__AIM__:
Copy every line, unchanged, from the line with "thread-name-label: Thread Name" to the line with "text-line: Gmailで受け取ったファイルをOCRで読み取りました。 bbox=[30, 612, 353, 627]", including both of those lines.
#### SUPPLIED MATERIAL ####
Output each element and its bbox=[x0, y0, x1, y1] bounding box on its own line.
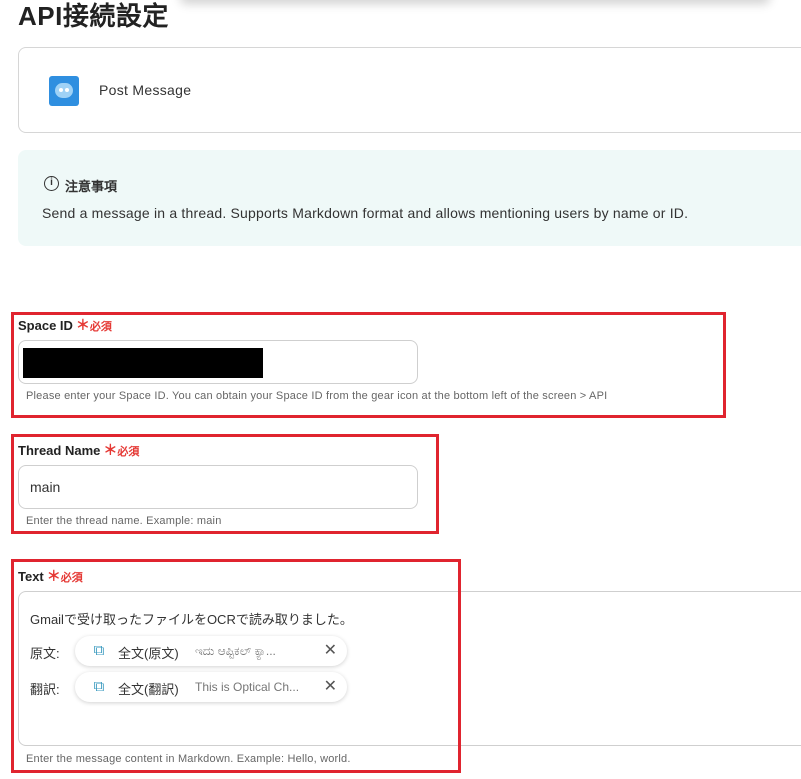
thread-name-label: Thread Name ＊必須 bbox=[18, 440, 139, 460]
space-id-input[interactable] bbox=[18, 340, 418, 384]
close-icon[interactable]: ✕ bbox=[324, 677, 337, 697]
text-help: Enter the message content in Markdown. E… bbox=[26, 753, 351, 765]
chip-name: 全文(翻訳) bbox=[118, 682, 179, 697]
space-id-label: Space ID ＊必須 bbox=[18, 315, 112, 335]
required-badge: ＊必須 bbox=[103, 442, 140, 458]
page-title: API接続設定 bbox=[18, 1, 169, 31]
thread-name-label-text: Thread Name bbox=[18, 443, 101, 458]
variable-icon: ⧉ bbox=[93, 678, 105, 695]
redacted-value bbox=[23, 348, 263, 378]
text-line: Gmailで受け取ったファイルをOCRで読み取りました。 bbox=[30, 612, 353, 627]
text-input[interactable]: Gmailで受け取ったファイルをOCRで読み取りました。 原文: ⧉ 全文(原文… bbox=[18, 591, 801, 746]
text-label-text: Text bbox=[18, 569, 44, 584]
thread-name-help: Enter the thread name. Example: main bbox=[26, 515, 222, 527]
space-id-help: Please enter your Space ID. You can obta… bbox=[26, 390, 608, 402]
space-id-label-text: Space ID bbox=[18, 318, 73, 333]
row-label-translation: 翻訳: bbox=[30, 682, 60, 697]
required-badge: ＊必須 bbox=[46, 568, 83, 584]
notice-text: Send a message in a thread. Supports Mar… bbox=[42, 205, 689, 221]
action-name: Post Message bbox=[99, 82, 192, 98]
info-icon: i bbox=[44, 176, 59, 191]
notice-title: 注意事項 bbox=[65, 179, 118, 194]
close-icon[interactable]: ✕ bbox=[324, 641, 337, 661]
row-label-original: 原文: bbox=[30, 646, 60, 661]
chip-name: 全文(原文) bbox=[118, 646, 179, 661]
app-logo-icon bbox=[49, 76, 79, 106]
variable-icon: ⧉ bbox=[93, 642, 105, 659]
text-label: Text ＊必須 bbox=[18, 566, 83, 586]
thread-name-value: main bbox=[30, 479, 61, 495]
required-badge: ＊必須 bbox=[75, 317, 112, 333]
notice-box: i 注意事項 Send a message in a thread. Suppo… bbox=[18, 150, 801, 246]
variable-chip-original[interactable]: ⧉ 全文(原文) ಇದು ಆಪ್ಟಿಕಲ್ ಕ್ಯಾ... ✕ bbox=[75, 636, 347, 666]
action-card[interactable]: Post Message bbox=[18, 47, 801, 133]
chip-preview: ಇದು ಆಪ್ಟಿಕಲ್ ಕ್ಯಾ... bbox=[195, 644, 276, 658]
variable-chip-translation[interactable]: ⧉ 全文(翻訳) This is Optical Ch... ✕ bbox=[75, 672, 347, 702]
thread-name-input[interactable]: main bbox=[18, 465, 418, 509]
chip-preview: This is Optical Ch... bbox=[195, 680, 300, 694]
####
__REPLY__:
thread-name-label: Thread Name ＊必須 bbox=[18, 440, 139, 460]
space-id-input[interactable] bbox=[18, 340, 418, 384]
close-icon[interactable]: ✕ bbox=[324, 677, 337, 697]
text-help: Enter the message content in Markdown. E… bbox=[26, 753, 351, 765]
chip-name: 全文(翻訳) bbox=[118, 682, 179, 697]
space-id-label: Space ID ＊必須 bbox=[18, 315, 112, 335]
required-badge: ＊必須 bbox=[103, 442, 140, 458]
page-title: API接続設定 bbox=[18, 1, 169, 31]
thread-name-label-text: Thread Name bbox=[18, 443, 101, 458]
variable-icon: ⧉ bbox=[93, 678, 105, 695]
redacted-value bbox=[23, 348, 263, 378]
text-line: Gmailで受け取ったファイルをOCRで読み取りました。 bbox=[30, 612, 353, 627]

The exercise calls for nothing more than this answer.